Data tied to figure images:
** BEGIN **
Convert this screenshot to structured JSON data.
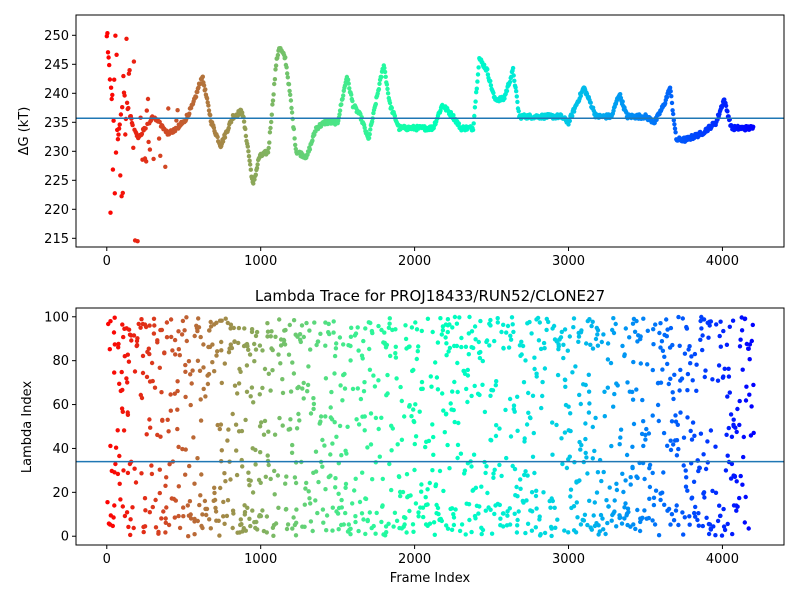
{
  "chart_data": [
    {
      "type": "scatter",
      "title": "",
      "xlabel": "",
      "ylabel": "ΔG (kT)",
      "xlim": [
        -200,
        4400
      ],
      "ylim": [
        213.5,
        253.5
      ],
      "xticks": [
        0,
        1000,
        2000,
        3000,
        4000
      ],
      "yticks": [
        215,
        220,
        225,
        230,
        235,
        240,
        245,
        250
      ],
      "hline": 235.7,
      "colormap": "rainbow-reversed (red at frame 0, violet at last frame)",
      "frame_range": [
        0,
        4200
      ],
      "trace_segments": [
        [
          0,
          250
        ],
        [
          60,
          230
        ],
        [
          110,
          240
        ],
        [
          200,
          232
        ],
        [
          300,
          236
        ],
        [
          400,
          233
        ],
        [
          500,
          235
        ],
        [
          560,
          238
        ],
        [
          620,
          243
        ],
        [
          680,
          235
        ],
        [
          740,
          231
        ],
        [
          820,
          236
        ],
        [
          880,
          237
        ],
        [
          920,
          230
        ],
        [
          950,
          224
        ],
        [
          990,
          229
        ],
        [
          1050,
          230
        ],
        [
          1100,
          245
        ],
        [
          1120,
          248
        ],
        [
          1160,
          246
        ],
        [
          1190,
          240
        ],
        [
          1230,
          230
        ],
        [
          1300,
          229
        ],
        [
          1360,
          234
        ],
        [
          1420,
          235
        ],
        [
          1500,
          235
        ],
        [
          1560,
          243
        ],
        [
          1600,
          238
        ],
        [
          1650,
          236
        ],
        [
          1700,
          232
        ],
        [
          1760,
          240
        ],
        [
          1800,
          245
        ],
        [
          1840,
          238
        ],
        [
          1900,
          234
        ],
        [
          2000,
          234
        ],
        [
          2080,
          234
        ],
        [
          2120,
          234
        ],
        [
          2180,
          238
        ],
        [
          2250,
          236
        ],
        [
          2300,
          234
        ],
        [
          2380,
          234
        ],
        [
          2420,
          246
        ],
        [
          2470,
          244
        ],
        [
          2520,
          239
        ],
        [
          2580,
          239
        ],
        [
          2640,
          244
        ],
        [
          2680,
          236
        ],
        [
          2800,
          236
        ],
        [
          2950,
          236
        ],
        [
          3000,
          235
        ],
        [
          3100,
          241
        ],
        [
          3180,
          236
        ],
        [
          3280,
          236
        ],
        [
          3330,
          240
        ],
        [
          3380,
          236
        ],
        [
          3500,
          236
        ],
        [
          3560,
          235
        ],
        [
          3620,
          238
        ],
        [
          3660,
          241
        ],
        [
          3700,
          232
        ],
        [
          3760,
          232
        ],
        [
          3860,
          233
        ],
        [
          3960,
          235
        ],
        [
          4010,
          239
        ],
        [
          4060,
          234
        ],
        [
          4200,
          234
        ]
      ],
      "early_scatter_levels": [
        215,
        217,
        220,
        223,
        226,
        230,
        233,
        236,
        240,
        243,
        246,
        250
      ]
    },
    {
      "type": "scatter",
      "title": "Lambda Trace for PROJ18433/RUN52/CLONE27",
      "xlabel": "Frame Index",
      "ylabel": "Lambda Index",
      "xlim": [
        -200,
        4400
      ],
      "ylim": [
        -4,
        104
      ],
      "xticks": [
        0,
        1000,
        2000,
        3000,
        4000
      ],
      "yticks": [
        0,
        20,
        40,
        60,
        80,
        100
      ],
      "hline": 34,
      "colormap": "rainbow-reversed (red at frame 0, violet at last frame)",
      "frame_range": [
        0,
        4200
      ]
    }
  ]
}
** END **
Copy out every line from the material above in which the word "title" appears.

Result →
      "title": "",
      "title": "Lambda Trace for PROJ18433/RUN52/CLONE27",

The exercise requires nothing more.